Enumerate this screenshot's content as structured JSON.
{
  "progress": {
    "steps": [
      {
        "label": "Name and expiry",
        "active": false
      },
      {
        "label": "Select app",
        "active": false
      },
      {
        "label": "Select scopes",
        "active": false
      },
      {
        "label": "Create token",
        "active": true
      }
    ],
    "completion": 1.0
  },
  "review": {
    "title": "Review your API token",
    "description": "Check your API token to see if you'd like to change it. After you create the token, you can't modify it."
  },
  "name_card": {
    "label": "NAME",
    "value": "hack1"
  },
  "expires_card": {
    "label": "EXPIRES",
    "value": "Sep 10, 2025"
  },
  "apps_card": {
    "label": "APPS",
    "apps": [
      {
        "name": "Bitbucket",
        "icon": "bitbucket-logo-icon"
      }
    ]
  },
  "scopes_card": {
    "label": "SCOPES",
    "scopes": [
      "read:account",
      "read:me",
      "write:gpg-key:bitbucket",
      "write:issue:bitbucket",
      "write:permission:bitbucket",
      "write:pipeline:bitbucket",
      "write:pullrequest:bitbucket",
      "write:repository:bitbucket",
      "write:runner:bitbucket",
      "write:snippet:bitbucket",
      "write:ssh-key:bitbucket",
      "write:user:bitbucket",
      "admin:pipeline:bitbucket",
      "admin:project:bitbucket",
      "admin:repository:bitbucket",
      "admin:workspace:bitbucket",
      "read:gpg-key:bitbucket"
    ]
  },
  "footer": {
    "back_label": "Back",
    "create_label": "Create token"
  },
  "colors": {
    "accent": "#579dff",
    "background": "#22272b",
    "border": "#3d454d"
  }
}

> **The task**
Give back the data above exactly as it appears.

> **Complete response**
Enumerate this screenshot's content as structured JSON.
{
  "progress": {
    "steps": [
      {
        "label": "Name and expiry",
        "active": false
      },
      {
        "label": "Select app",
        "active": false
      },
      {
        "label": "Select scopes",
        "active": false
      },
      {
        "label": "Create token",
        "active": true
      }
    ],
    "completion": 1.0
  },
  "review": {
    "title": "Review your API token",
    "description": "Check your API token to see if you'd like to change it. After you create the token, you can't modify it."
  },
  "name_card": {
    "label": "NAME",
    "value": "hack1"
  },
  "expires_card": {
    "label": "EXPIRES",
    "value": "Sep 10, 2025"
  },
  "apps_card": {
    "label": "APPS",
    "apps": [
      {
        "name": "Bitbucket",
        "icon": "bitbucket-logo-icon"
      }
    ]
  },
  "scopes_card": {
    "label": "SCOPES",
    "scopes": [
      "read:account",
      "read:me",
      "write:gpg-key:bitbucket",
      "write:issue:bitbucket",
      "write:permission:bitbucket",
      "write:pipeline:bitbucket",
      "write:pullrequest:bitbucket",
      "write:repository:bitbucket",
      "write:runner:bitbucket",
      "write:snippet:bitbucket",
      "write:ssh-key:bitbucket",
      "write:user:bitbucket",
      "admin:pipeline:bitbucket",
      "admin:project:bitbucket",
      "admin:repository:bitbucket",
      "admin:workspace:bitbucket",
      "read:gpg-key:bitbucket"
    ]
  },
  "footer": {
    "back_label": "Back",
    "create_label": "Create token"
  },
  "colors": {
    "accent": "#579dff",
    "background": "#22272b",
    "border": "#3d454d"
  }
}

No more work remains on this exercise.